Material provided —
==============================
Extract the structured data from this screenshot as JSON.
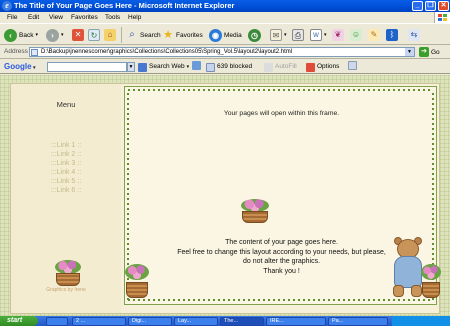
{
  "window": {
    "title": "The Title of Your Page Goes Here - Microsoft Internet Explorer",
    "minimize": "_",
    "restore": "❐",
    "close": "✕"
  },
  "menubar": {
    "items": [
      "File",
      "Edit",
      "View",
      "Favorites",
      "Tools",
      "Help"
    ]
  },
  "toolbar": {
    "back_label": "Back",
    "search_label": "Search",
    "favorites_label": "Favorites",
    "media_label": "Media"
  },
  "address": {
    "label": "Address",
    "url": "D:\\Backup\\jnennescorner\\graphics\\Collections\\Collections05\\Spring_Vol.5\\layout2\\layout2.html",
    "go_label": "Go"
  },
  "googlebar": {
    "logo": "Google",
    "search_web_label": "Search Web",
    "blocked_label": "639 blocked",
    "autofill_label": "AutoFill",
    "options_label": "Options"
  },
  "page": {
    "menu_title": "Menu",
    "links": [
      ":::Link 1 ::",
      ":::Link 2 ::",
      ":::Link 3 ::",
      ":::Link 4 ::",
      ":::Link 5 ::",
      ":::Link 6 ::"
    ],
    "credit": "Graphics by Irene",
    "frame_message": "Your pages will open within this frame.",
    "content_lines": [
      "The content of your page goes here.",
      "Feel free to change this layout according to your needs, but please,",
      "do not alter the graphics.",
      "Thank you !"
    ]
  },
  "taskbar": {
    "start_label": "start",
    "tasks": [
      "2 ...",
      "Digi...",
      "Lay...",
      "The...",
      "IRE...",
      "Pa..."
    ]
  },
  "colors": {
    "titlebar": "#0054e3",
    "page_border": "#dde3ba",
    "panel_bg": "#f7f0d8",
    "vine": "#5e8e2e",
    "link": "#c3b98a"
  }
}
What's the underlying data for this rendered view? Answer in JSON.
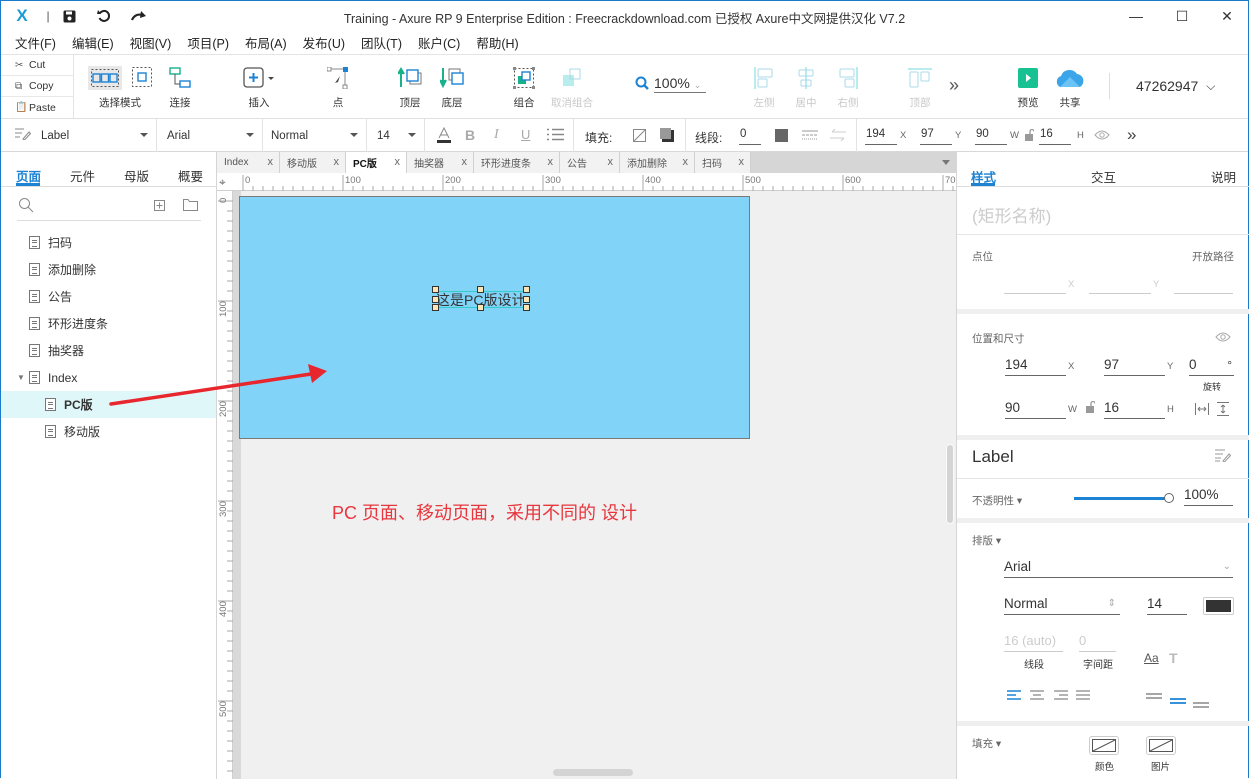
{
  "window": {
    "title": "Training - Axure RP 9 Enterprise Edition : Freecrackdownload.com 已授权    Axure中文网提供汉化 V7.2",
    "minimize": "—",
    "maximize": "☐",
    "close": "✕"
  },
  "quick_access": {
    "logo": "X",
    "divider": "|",
    "save": "💾",
    "undo": "↺",
    "redo": "↷"
  },
  "menu": [
    "文件(F)",
    "编辑(E)",
    "视图(V)",
    "项目(P)",
    "布局(A)",
    "发布(U)",
    "团队(T)",
    "账户(C)",
    "帮助(H)"
  ],
  "clipboard": [
    {
      "icon": "✂",
      "label": "Cut"
    },
    {
      "icon": "⧉",
      "label": "Copy"
    },
    {
      "icon": "📋",
      "label": "Paste"
    }
  ],
  "toolbar": {
    "select_mode": "选择模式",
    "connect": "连接",
    "insert": "插入",
    "point": "点",
    "top_layer": "顶层",
    "bottom_layer": "底层",
    "group": "组合",
    "ungroup": "取消组合",
    "zoom": "100%",
    "align_left": "左侧",
    "align_center": "居中",
    "align_right": "右侧",
    "align_top": "顶部",
    "more": "»",
    "preview": "预览",
    "share": "共享",
    "account": "47262947"
  },
  "format_bar": {
    "widget_style": "Label",
    "font_family": "Arial",
    "font_weight": "Normal",
    "font_size": "14",
    "fill_label": "填充:",
    "stroke_label": "线段:",
    "stroke_width": "0",
    "x": "194",
    "x_suffix": "X",
    "y": "97",
    "y_suffix": "Y",
    "w": "90",
    "w_suffix": "W",
    "h": "16",
    "h_suffix": "H",
    "more": "»"
  },
  "left_panel": {
    "tabs": [
      "页面",
      "元件",
      "母版",
      "概要"
    ],
    "active_tab": 0,
    "pages": [
      {
        "label": "扫码",
        "level": 0
      },
      {
        "label": "添加删除",
        "level": 0
      },
      {
        "label": "公告",
        "level": 0
      },
      {
        "label": "环形进度条",
        "level": 0
      },
      {
        "label": "抽奖器",
        "level": 0
      },
      {
        "label": "Index",
        "level": 0,
        "expanded": true
      },
      {
        "label": "PC版",
        "level": 1,
        "selected": true
      },
      {
        "label": "移动版",
        "level": 1
      }
    ]
  },
  "doc_tabs": [
    {
      "label": "Index"
    },
    {
      "label": "移动版"
    },
    {
      "label": "PC版",
      "active": true
    },
    {
      "label": "抽奖器"
    },
    {
      "label": "环形进度条"
    },
    {
      "label": "公告"
    },
    {
      "label": "添加删除"
    },
    {
      "label": "扫码"
    }
  ],
  "ruler": {
    "horizontal": [
      "0",
      "100",
      "200",
      "300",
      "400",
      "500",
      "600",
      "70"
    ],
    "vertical": [
      "0",
      "100",
      "200",
      "300",
      "400",
      "500"
    ]
  },
  "canvas": {
    "rect_fill": "#81d3f8",
    "label_text": "这是PC版设计",
    "annotation": "PC 页面、移动页面，采用不同的 设计",
    "annotation_color": "#e8363e",
    "arrow_color": "#e8262e"
  },
  "right_panel": {
    "tabs": [
      "样式",
      "交互",
      "说明"
    ],
    "active_tab": 0,
    "shape_name_placeholder": "(矩形名称)",
    "points_label": "点位",
    "open_path": "开放路径",
    "point_x_suffix": "X",
    "point_y_suffix": "Y",
    "position_size_label": "位置和尺寸",
    "x": "194",
    "x_suffix": "X",
    "y": "97",
    "y_suffix": "Y",
    "rotation": "0",
    "rotation_suffix": "°",
    "rotation_label": "旋转",
    "w": "90",
    "w_suffix": "W",
    "h": "16",
    "h_suffix": "H",
    "style_name": "Label",
    "opacity_label": "不透明性 ▾",
    "opacity_value": "100%",
    "opacity_fraction": 1.0,
    "typography_label": "排版 ▾",
    "font_family": "Arial",
    "font_weight": "Normal",
    "font_size": "14",
    "font_color": "#333333",
    "line_height": "16 (auto)",
    "line_height_label": "线段",
    "letter_spacing": "0",
    "letter_spacing_label": "字间距",
    "fill_label": "填充 ▾",
    "fill_color_label": "颜色",
    "fill_image_label": "图片"
  }
}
==============================
Problem — Return each line from the material above exactly, but not the pictures.

Exercise solution —
Extract the structured data from this screenshot as JSON.
{
  "window": {
    "title": "The Title of Your Page Goes Here - Microsoft Internet Explorer",
    "minimize": "_",
    "restore": "❐",
    "close": "✕"
  },
  "menubar": {
    "items": [
      "File",
      "Edit",
      "View",
      "Favorites",
      "Tools",
      "Help"
    ]
  },
  "toolbar": {
    "back_label": "Back",
    "search_label": "Search",
    "favorites_label": "Favorites",
    "media_label": "Media"
  },
  "address": {
    "label": "Address",
    "url": "D:\\Backup\\jnennescorner\\graphics\\Collections\\Collections05\\Spring_Vol.5\\layout2\\layout2.html",
    "go_label": "Go"
  },
  "googlebar": {
    "logo": "Google",
    "search_web_label": "Search Web",
    "blocked_label": "639 blocked",
    "autofill_label": "AutoFill",
    "options_label": "Options"
  },
  "page": {
    "menu_title": "Menu",
    "links": [
      ":::Link 1 ::",
      ":::Link 2 ::",
      ":::Link 3 ::",
      ":::Link 4 ::",
      ":::Link 5 ::",
      ":::Link 6 ::"
    ],
    "credit": "Graphics by Irene",
    "frame_message": "Your pages will open within this frame.",
    "content_lines": [
      "The content of your page goes here.",
      "Feel free to change this layout according to your needs, but please,",
      "do not alter the graphics.",
      "Thank you !"
    ]
  },
  "taskbar": {
    "start_label": "start",
    "tasks": [
      "2 ...",
      "Digi...",
      "Lay...",
      "The...",
      "IRE...",
      "Pa..."
    ]
  },
  "colors": {
    "titlebar": "#0054e3",
    "page_border": "#dde3ba",
    "panel_bg": "#f7f0d8",
    "vine": "#5e8e2e",
    "link": "#c3b98a"
  }
}
What's the underlying data for this rendered view? Answer in JSON.
{
  "window": {
    "title": "Training - Axure RP 9 Enterprise Edition : Freecrackdownload.com 已授权    Axure中文网提供汉化 V7.2",
    "minimize": "—",
    "maximize": "☐",
    "close": "✕"
  },
  "quick_access": {
    "logo": "X",
    "divider": "|",
    "save": "💾",
    "undo": "↺",
    "redo": "↷"
  },
  "menu": [
    "文件(F)",
    "编辑(E)",
    "视图(V)",
    "项目(P)",
    "布局(A)",
    "发布(U)",
    "团队(T)",
    "账户(C)",
    "帮助(H)"
  ],
  "clipboard": [
    {
      "icon": "✂",
      "label": "Cut"
    },
    {
      "icon": "⧉",
      "label": "Copy"
    },
    {
      "icon": "📋",
      "label": "Paste"
    }
  ],
  "toolbar": {
    "select_mode": "选择模式",
    "connect": "连接",
    "insert": "插入",
    "point": "点",
    "top_layer": "顶层",
    "bottom_layer": "底层",
    "group": "组合",
    "ungroup": "取消组合",
    "zoom": "100%",
    "align_left": "左侧",
    "align_center": "居中",
    "align_right": "右侧",
    "align_top": "顶部",
    "more": "»",
    "preview": "预览",
    "share": "共享",
    "account": "47262947"
  },
  "format_bar": {
    "widget_style": "Label",
    "font_family": "Arial",
    "font_weight": "Normal",
    "font_size": "14",
    "fill_label": "填充:",
    "stroke_label": "线段:",
    "stroke_width": "0",
    "x": "194",
    "x_suffix": "X",
    "y": "97",
    "y_suffix": "Y",
    "w": "90",
    "w_suffix": "W",
    "h": "16",
    "h_suffix": "H",
    "more": "»"
  },
  "left_panel": {
    "tabs": [
      "页面",
      "元件",
      "母版",
      "概要"
    ],
    "active_tab": 0,
    "pages": [
      {
        "label": "扫码",
        "level": 0
      },
      {
        "label": "添加删除",
        "level": 0
      },
      {
        "label": "公告",
        "level": 0
      },
      {
        "label": "环形进度条",
        "level": 0
      },
      {
        "label": "抽奖器",
        "level": 0
      },
      {
        "label": "Index",
        "level": 0,
        "expanded": true
      },
      {
        "label": "PC版",
        "level": 1,
        "selected": true
      },
      {
        "label": "移动版",
        "level": 1
      }
    ]
  },
  "doc_tabs": [
    {
      "label": "Index"
    },
    {
      "label": "移动版"
    },
    {
      "label": "PC版",
      "active": true
    },
    {
      "label": "抽奖器"
    },
    {
      "label": "环形进度条"
    },
    {
      "label": "公告"
    },
    {
      "label": "添加删除"
    },
    {
      "label": "扫码"
    }
  ],
  "ruler": {
    "horizontal": [
      "0",
      "100",
      "200",
      "300",
      "400",
      "500",
      "600",
      "70"
    ],
    "vertical": [
      "0",
      "100",
      "200",
      "300",
      "400",
      "500"
    ]
  },
  "canvas": {
    "rect_fill": "#81d3f8",
    "label_text": "这是PC版设计",
    "annotation": "PC 页面、移动页面，采用不同的 设计",
    "annotation_color": "#e8363e",
    "arrow_color": "#e8262e"
  },
  "right_panel": {
    "tabs": [
      "样式",
      "交互",
      "说明"
    ],
    "active_tab": 0,
    "shape_name_placeholder": "(矩形名称)",
    "points_label": "点位",
    "open_path": "开放路径",
    "point_x_suffix": "X",
    "point_y_suffix": "Y",
    "position_size_label": "位置和尺寸",
    "x": "194",
    "x_suffix": "X",
    "y": "97",
    "y_suffix": "Y",
    "rotation": "0",
    "rotation_suffix": "°",
    "rotation_label": "旋转",
    "w": "90",
    "w_suffix": "W",
    "h": "16",
    "h_suffix": "H",
    "style_name": "Label",
    "opacity_label": "不透明性 ▾",
    "opacity_value": "100%",
    "opacity_fraction": 1.0,
    "typography_label": "排版 ▾",
    "font_family": "Arial",
    "font_weight": "Normal",
    "font_size": "14",
    "font_color": "#333333",
    "line_height": "16 (auto)",
    "line_height_label": "线段",
    "letter_spacing": "0",
    "letter_spacing_label": "字间距",
    "fill_label": "填充 ▾",
    "fill_color_label": "颜色",
    "fill_image_label": "图片"
  }
}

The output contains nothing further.